§ **GIVEN REQUEST**:
Scan the listing below. Report each line that includes "your".

§ **SUPPLIED RECORDS**:
-*-*-

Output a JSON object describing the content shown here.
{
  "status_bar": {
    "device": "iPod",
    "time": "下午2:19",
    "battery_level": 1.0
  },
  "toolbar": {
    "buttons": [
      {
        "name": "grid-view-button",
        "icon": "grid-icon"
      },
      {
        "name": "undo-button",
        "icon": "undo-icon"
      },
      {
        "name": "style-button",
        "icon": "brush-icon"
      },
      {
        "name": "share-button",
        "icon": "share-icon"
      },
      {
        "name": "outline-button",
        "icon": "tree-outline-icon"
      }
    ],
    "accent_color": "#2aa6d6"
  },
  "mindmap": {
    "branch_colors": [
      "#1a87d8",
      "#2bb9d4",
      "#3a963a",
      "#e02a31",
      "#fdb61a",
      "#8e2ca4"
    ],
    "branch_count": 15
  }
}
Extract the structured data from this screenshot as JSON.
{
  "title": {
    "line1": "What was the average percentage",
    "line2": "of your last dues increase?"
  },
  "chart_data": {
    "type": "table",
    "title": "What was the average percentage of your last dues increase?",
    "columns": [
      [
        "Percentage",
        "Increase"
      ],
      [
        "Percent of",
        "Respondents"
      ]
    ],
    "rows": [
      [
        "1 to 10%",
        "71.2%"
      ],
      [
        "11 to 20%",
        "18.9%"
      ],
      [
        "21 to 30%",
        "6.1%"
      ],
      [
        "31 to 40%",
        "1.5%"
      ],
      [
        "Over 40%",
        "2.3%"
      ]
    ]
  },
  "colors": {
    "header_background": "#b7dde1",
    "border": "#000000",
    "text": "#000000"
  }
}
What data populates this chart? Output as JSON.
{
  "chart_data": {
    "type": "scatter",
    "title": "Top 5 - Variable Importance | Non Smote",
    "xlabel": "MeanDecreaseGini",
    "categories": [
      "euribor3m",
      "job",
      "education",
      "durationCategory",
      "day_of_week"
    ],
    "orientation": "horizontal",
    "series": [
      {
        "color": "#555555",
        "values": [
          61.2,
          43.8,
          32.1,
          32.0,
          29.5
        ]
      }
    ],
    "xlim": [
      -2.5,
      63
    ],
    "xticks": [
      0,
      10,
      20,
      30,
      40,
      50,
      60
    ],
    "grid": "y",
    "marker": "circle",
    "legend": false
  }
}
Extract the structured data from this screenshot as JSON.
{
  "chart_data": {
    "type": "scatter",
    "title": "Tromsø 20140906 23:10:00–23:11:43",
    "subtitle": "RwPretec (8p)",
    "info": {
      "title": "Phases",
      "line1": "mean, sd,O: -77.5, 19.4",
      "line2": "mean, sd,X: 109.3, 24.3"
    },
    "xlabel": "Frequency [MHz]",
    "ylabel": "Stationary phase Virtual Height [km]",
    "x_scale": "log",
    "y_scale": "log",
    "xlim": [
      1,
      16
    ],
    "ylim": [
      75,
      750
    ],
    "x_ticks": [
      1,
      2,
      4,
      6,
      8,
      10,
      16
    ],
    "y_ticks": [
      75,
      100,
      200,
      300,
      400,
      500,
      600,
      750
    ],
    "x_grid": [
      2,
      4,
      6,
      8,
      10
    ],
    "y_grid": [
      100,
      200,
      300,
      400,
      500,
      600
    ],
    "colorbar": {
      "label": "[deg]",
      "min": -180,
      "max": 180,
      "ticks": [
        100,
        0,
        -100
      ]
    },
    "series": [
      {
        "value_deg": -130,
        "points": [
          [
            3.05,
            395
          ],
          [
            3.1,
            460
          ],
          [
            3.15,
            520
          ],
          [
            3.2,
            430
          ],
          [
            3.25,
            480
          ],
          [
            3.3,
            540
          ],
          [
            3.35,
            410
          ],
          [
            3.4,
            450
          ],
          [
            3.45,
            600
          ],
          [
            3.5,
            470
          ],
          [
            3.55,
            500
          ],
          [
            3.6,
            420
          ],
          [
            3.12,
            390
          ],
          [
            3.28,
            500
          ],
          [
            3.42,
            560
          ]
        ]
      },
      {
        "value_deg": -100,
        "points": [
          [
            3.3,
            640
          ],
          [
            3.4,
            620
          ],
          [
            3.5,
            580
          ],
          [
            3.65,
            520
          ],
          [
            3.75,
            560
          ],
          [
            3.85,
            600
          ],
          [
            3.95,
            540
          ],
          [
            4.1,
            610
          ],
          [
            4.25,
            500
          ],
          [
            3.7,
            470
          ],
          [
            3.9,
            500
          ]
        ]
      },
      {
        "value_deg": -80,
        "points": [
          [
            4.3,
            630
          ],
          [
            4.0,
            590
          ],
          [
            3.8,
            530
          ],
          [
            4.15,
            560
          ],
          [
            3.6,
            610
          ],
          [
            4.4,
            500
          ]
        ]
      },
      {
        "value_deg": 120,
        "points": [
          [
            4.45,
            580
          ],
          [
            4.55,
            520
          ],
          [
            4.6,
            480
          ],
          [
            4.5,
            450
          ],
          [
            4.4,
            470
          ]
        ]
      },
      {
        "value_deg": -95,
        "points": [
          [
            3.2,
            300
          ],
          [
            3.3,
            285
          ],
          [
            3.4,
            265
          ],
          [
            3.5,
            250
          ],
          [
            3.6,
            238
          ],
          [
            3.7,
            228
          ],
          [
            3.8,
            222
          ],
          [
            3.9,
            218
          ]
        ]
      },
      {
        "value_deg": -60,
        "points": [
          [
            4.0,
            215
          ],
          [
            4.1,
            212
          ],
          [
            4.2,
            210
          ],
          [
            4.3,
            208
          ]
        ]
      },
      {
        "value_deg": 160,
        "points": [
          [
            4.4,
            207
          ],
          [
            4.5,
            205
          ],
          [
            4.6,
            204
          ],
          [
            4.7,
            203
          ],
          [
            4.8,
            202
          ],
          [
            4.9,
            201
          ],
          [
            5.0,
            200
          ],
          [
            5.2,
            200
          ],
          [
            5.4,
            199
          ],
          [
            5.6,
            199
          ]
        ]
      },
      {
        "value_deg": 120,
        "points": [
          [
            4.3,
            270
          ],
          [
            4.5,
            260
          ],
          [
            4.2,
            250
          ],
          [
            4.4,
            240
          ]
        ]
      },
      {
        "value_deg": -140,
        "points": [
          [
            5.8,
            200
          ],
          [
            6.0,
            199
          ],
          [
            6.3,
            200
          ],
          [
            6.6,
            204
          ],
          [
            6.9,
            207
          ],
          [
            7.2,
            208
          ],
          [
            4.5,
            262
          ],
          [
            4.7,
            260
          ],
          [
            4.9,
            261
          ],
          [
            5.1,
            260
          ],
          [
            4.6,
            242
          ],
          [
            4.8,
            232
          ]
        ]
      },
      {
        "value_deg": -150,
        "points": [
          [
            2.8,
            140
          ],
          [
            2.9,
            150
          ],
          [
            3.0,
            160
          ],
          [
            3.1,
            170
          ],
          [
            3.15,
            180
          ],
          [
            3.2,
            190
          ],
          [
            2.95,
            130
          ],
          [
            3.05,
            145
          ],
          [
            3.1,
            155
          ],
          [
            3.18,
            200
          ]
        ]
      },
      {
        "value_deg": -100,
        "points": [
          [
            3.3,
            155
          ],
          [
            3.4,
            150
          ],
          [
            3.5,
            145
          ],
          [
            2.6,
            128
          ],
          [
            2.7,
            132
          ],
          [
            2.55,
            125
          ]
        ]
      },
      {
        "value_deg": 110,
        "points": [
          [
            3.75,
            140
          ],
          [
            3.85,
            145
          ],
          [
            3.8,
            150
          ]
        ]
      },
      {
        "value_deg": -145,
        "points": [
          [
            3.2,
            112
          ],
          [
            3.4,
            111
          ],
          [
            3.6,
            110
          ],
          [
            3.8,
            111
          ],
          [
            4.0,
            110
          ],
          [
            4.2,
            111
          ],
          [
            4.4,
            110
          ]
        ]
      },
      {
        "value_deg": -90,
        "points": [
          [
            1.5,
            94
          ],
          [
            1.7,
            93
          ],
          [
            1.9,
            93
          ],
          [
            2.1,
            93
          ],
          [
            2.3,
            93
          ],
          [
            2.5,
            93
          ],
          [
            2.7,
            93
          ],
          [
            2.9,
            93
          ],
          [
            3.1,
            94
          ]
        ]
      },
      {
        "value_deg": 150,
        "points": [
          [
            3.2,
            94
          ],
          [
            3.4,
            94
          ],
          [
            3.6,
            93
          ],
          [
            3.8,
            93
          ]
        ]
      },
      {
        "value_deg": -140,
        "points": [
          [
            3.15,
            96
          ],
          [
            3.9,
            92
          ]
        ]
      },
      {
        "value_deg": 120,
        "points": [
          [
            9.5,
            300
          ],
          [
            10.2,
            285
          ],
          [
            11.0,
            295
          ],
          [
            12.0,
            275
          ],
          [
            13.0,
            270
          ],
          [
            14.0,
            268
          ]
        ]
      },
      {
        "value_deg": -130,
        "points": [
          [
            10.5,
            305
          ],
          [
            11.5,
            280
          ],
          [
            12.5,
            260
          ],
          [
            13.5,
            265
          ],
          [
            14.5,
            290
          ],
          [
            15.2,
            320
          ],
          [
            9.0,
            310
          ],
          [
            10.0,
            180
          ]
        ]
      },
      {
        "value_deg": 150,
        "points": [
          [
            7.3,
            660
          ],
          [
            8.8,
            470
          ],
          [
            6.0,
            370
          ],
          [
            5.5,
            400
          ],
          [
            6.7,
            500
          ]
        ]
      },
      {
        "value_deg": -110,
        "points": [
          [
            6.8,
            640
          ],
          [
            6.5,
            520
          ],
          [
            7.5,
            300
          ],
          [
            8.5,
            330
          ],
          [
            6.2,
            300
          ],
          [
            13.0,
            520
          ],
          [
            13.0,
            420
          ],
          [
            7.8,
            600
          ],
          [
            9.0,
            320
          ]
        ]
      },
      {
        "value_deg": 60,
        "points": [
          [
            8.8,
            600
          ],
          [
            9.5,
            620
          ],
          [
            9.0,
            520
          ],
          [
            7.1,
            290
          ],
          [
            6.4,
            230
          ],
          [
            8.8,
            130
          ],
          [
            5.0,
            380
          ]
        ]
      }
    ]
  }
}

-*-*-

§ **SOLUTION TO THIS TASK**:
    "line2": "of your last dues increase?"
    "title": "What was the average percentage of your last dues increase?",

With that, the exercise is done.